TO DO -> The line containing "Output a JSON" marks the start; return it and every line after it in the listing below, exactly, through the last.

Records from a data source
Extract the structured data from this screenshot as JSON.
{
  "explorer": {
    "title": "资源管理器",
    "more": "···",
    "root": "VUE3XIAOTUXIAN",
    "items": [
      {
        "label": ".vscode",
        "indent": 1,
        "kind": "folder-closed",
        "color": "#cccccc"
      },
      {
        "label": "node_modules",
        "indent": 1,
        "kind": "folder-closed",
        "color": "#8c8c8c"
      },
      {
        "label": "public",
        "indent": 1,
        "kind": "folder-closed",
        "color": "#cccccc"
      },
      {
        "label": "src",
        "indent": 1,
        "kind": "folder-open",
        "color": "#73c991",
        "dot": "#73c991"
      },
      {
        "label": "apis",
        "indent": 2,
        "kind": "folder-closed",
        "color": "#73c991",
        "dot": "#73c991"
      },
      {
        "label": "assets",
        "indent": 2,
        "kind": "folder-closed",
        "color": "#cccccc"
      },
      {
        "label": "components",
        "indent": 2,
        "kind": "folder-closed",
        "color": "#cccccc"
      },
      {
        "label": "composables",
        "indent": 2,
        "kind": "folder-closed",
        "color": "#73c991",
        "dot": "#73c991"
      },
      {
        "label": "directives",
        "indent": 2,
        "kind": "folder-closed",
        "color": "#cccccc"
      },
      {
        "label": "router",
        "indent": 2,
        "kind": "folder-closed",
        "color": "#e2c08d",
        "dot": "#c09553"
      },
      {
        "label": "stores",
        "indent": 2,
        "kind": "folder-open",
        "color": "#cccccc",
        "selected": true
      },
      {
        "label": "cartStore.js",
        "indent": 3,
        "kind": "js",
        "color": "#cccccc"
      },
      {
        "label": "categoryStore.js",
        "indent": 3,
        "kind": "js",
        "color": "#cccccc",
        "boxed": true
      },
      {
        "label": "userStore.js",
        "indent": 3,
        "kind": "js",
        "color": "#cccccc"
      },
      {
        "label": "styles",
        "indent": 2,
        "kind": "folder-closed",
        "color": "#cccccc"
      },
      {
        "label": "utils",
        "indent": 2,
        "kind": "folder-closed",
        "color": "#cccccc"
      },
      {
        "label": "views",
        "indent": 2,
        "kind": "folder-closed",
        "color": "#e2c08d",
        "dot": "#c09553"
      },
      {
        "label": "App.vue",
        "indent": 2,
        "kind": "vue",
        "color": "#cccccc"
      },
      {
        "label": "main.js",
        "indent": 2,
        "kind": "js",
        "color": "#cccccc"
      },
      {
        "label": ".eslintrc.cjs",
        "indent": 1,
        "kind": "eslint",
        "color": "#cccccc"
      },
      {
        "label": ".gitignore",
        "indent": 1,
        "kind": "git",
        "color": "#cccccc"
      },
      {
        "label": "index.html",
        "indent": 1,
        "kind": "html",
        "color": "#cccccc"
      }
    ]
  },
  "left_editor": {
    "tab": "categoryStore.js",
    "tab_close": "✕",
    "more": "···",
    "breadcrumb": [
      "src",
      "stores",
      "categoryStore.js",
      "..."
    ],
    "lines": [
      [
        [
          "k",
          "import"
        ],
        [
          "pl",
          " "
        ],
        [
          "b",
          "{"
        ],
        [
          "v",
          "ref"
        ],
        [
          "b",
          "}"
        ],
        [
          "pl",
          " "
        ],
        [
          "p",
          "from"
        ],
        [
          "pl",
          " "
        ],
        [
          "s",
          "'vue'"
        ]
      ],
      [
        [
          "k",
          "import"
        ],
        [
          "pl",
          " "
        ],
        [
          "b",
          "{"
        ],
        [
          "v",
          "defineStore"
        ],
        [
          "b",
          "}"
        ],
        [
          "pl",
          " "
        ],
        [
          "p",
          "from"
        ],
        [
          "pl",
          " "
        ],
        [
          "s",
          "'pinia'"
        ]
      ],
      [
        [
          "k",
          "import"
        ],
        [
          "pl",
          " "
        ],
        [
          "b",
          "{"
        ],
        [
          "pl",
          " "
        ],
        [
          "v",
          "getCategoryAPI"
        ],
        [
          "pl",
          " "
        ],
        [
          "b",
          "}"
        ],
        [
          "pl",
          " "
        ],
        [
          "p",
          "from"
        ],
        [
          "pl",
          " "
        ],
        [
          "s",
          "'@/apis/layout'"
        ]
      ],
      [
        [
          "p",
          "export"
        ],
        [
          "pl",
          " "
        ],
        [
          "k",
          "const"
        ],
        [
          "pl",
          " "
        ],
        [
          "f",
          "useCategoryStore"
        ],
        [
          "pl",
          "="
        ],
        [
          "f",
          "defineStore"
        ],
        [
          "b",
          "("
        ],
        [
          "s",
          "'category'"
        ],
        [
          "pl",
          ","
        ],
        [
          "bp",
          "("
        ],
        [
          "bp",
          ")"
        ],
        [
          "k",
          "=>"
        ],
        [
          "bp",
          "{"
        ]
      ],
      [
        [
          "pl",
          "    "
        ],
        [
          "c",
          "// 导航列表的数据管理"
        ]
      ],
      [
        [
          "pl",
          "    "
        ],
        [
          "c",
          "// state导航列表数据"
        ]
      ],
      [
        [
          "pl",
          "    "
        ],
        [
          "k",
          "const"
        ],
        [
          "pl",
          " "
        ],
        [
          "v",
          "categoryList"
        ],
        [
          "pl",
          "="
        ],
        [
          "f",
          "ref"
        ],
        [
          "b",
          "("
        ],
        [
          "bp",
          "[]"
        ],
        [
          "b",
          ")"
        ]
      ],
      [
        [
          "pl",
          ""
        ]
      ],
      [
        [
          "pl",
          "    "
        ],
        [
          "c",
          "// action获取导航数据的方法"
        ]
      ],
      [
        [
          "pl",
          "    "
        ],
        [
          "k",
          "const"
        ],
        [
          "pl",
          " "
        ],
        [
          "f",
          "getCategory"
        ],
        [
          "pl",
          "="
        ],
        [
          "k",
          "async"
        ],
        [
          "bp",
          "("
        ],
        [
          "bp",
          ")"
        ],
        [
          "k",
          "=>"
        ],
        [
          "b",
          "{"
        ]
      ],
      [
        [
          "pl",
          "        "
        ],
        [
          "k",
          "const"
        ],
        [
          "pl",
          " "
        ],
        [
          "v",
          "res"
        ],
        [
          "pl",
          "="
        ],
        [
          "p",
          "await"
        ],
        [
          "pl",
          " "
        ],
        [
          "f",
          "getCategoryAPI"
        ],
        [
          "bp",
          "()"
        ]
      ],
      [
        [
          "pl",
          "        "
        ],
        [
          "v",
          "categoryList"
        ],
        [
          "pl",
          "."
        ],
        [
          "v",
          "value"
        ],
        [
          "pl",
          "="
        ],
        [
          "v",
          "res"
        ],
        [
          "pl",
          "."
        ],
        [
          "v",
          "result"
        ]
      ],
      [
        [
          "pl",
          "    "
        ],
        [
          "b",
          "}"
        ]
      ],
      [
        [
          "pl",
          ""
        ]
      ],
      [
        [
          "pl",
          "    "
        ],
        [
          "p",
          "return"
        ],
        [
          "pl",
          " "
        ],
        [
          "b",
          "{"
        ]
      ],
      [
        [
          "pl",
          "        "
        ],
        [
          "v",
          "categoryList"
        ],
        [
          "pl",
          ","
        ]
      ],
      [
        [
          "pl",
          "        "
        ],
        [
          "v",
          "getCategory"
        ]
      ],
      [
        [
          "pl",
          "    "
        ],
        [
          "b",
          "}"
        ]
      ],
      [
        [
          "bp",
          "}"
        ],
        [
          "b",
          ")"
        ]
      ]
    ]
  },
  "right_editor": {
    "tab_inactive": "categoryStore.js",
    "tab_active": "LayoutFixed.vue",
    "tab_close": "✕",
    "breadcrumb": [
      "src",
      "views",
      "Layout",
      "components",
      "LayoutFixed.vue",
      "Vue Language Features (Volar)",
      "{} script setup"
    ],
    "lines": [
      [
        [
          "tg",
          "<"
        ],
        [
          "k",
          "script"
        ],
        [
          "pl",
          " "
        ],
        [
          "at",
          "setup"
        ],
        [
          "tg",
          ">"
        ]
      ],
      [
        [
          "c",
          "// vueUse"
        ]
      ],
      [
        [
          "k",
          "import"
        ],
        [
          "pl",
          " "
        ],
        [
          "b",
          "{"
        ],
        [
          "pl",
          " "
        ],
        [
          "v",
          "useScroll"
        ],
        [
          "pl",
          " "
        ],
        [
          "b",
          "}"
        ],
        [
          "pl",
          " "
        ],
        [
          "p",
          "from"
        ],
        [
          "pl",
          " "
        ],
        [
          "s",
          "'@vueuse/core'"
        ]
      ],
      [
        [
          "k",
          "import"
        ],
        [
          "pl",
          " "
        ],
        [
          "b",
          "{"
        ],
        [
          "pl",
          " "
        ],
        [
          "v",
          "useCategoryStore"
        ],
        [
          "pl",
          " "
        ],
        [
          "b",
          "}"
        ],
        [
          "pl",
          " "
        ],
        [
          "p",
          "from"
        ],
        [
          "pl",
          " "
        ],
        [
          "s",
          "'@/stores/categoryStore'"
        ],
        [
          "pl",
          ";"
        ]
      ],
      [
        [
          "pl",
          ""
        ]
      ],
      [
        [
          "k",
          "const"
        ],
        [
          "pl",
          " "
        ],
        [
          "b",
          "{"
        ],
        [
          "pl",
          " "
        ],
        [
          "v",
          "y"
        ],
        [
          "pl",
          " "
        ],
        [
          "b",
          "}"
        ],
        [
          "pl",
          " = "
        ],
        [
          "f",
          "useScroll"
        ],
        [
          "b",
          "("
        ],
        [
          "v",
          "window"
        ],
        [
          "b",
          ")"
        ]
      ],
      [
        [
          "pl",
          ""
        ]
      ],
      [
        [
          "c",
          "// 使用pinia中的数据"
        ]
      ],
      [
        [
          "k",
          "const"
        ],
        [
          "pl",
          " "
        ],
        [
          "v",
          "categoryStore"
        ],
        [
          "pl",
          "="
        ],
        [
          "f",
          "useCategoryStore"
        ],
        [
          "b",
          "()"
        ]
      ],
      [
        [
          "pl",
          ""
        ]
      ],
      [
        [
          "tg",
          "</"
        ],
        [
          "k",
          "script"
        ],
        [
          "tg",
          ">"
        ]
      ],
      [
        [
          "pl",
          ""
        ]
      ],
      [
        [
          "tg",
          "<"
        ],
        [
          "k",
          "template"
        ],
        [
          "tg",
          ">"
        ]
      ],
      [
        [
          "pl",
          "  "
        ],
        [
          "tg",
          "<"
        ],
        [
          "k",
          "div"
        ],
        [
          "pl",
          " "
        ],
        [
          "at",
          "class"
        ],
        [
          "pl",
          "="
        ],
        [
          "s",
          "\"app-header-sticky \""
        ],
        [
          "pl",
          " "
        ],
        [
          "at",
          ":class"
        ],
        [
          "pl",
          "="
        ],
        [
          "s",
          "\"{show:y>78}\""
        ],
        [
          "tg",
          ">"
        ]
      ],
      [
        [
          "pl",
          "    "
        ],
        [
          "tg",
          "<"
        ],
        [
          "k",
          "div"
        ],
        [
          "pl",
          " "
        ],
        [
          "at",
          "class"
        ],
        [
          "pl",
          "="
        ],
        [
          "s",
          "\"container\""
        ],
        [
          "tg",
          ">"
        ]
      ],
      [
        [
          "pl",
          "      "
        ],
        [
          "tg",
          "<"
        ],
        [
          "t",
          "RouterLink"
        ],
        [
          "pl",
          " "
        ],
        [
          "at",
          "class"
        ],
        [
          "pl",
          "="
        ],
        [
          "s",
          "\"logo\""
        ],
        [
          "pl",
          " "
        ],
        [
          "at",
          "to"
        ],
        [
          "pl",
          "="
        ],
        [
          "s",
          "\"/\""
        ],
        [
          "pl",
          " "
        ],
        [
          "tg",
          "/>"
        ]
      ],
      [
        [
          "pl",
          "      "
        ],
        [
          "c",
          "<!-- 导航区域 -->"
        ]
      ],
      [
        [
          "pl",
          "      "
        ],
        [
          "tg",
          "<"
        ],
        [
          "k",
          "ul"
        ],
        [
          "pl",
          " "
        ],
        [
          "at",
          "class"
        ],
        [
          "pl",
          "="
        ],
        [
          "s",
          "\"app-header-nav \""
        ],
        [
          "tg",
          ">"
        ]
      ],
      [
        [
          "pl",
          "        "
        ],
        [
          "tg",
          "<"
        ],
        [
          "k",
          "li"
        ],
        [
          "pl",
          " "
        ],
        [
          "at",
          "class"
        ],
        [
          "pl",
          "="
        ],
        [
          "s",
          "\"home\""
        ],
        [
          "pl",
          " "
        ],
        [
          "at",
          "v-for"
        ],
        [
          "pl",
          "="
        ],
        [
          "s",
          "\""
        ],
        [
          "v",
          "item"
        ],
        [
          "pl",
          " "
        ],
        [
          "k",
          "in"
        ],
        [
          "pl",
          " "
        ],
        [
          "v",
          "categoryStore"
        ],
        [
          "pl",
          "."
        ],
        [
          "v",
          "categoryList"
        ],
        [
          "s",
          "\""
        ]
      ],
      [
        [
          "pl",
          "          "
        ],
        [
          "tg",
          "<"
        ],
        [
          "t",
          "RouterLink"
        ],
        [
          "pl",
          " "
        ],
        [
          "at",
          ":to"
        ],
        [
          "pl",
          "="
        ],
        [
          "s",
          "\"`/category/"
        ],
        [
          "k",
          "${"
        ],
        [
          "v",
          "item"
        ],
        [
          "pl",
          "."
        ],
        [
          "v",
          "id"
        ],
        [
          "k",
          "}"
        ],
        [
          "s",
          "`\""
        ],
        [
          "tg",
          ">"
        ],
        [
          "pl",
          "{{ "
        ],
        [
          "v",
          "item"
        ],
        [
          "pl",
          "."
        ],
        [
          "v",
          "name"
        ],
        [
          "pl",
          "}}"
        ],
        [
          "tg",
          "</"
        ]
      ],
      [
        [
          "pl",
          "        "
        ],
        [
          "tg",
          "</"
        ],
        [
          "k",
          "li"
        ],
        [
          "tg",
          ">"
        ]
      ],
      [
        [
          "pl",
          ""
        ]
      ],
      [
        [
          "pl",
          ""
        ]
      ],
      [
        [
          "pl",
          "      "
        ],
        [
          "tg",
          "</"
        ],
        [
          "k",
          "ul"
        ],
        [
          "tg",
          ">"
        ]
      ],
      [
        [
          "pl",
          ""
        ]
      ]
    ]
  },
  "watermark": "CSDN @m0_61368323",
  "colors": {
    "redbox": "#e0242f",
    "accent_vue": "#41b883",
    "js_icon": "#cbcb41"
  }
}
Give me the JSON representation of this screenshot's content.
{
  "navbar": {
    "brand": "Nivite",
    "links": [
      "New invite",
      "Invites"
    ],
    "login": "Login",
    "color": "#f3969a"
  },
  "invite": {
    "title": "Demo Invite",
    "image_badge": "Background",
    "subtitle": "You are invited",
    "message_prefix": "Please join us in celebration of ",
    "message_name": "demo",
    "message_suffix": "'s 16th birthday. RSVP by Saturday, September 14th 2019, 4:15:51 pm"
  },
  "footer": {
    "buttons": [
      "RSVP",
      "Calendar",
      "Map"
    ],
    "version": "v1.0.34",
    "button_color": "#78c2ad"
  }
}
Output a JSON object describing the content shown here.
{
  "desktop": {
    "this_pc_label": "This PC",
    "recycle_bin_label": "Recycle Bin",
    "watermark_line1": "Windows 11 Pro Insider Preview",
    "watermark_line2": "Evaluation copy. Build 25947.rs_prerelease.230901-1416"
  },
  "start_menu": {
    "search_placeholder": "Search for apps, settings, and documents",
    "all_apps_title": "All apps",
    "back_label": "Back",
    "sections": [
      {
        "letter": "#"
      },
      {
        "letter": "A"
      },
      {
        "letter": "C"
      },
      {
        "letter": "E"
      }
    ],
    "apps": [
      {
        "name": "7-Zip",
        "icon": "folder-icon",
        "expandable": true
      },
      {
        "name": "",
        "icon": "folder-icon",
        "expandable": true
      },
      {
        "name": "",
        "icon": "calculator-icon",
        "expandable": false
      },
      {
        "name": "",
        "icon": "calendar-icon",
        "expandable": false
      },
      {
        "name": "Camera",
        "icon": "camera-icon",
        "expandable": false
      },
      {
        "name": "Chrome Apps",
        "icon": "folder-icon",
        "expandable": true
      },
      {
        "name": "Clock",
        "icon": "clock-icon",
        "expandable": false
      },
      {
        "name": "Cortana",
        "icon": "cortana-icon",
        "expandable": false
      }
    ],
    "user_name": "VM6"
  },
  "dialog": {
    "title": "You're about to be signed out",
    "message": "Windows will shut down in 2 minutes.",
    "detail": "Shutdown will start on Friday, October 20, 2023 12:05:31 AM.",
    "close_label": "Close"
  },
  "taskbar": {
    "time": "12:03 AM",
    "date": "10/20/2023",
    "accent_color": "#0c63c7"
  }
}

THE REPLY ->
Output a JSON object describing the content shown here.
{
  "desktop": {
    "this_pc_label": "This PC",
    "recycle_bin_label": "Recycle Bin",
    "watermark_line1": "Windows 11 Pro Insider Preview",
    "watermark_line2": "Evaluation copy. Build 25947.rs_prerelease.230901-1416"
  },
  "start_menu": {
    "search_placeholder": "Search for apps, settings, and documents",
    "all_apps_title": "All apps",
    "back_label": "Back",
    "sections": [
      {
        "letter": "#"
      },
      {
        "letter": "A"
      },
      {
        "letter": "C"
      },
      {
        "letter": "E"
      }
    ],
    "apps": [
      {
        "name": "7-Zip",
        "icon": "folder-icon",
        "expandable": true
      },
      {
        "name": "",
        "icon": "folder-icon",
        "expandable": true
      },
      {
        "name": "",
        "icon": "calculator-icon",
        "expandable": false
      },
      {
        "name": "",
        "icon": "calendar-icon",
        "expandable": false
      },
      {
        "name": "Camera",
        "icon": "camera-icon",
        "expandable": false
      },
      {
        "name": "Chrome Apps",
        "icon": "folder-icon",
        "expandable": true
      },
      {
        "name": "Clock",
        "icon": "clock-icon",
        "expandable": false
      },
      {
        "name": "Cortana",
        "icon": "cortana-icon",
        "expandable": false
      }
    ],
    "user_name": "VM6"
  },
  "dialog": {
    "title": "You're about to be signed out",
    "message": "Windows will shut down in 2 minutes.",
    "detail": "Shutdown will start on Friday, October 20, 2023 12:05:31 AM.",
    "close_label": "Close"
  },
  "taskbar": {
    "time": "12:03 AM",
    "date": "10/20/2023",
    "accent_color": "#0c63c7"
  }
}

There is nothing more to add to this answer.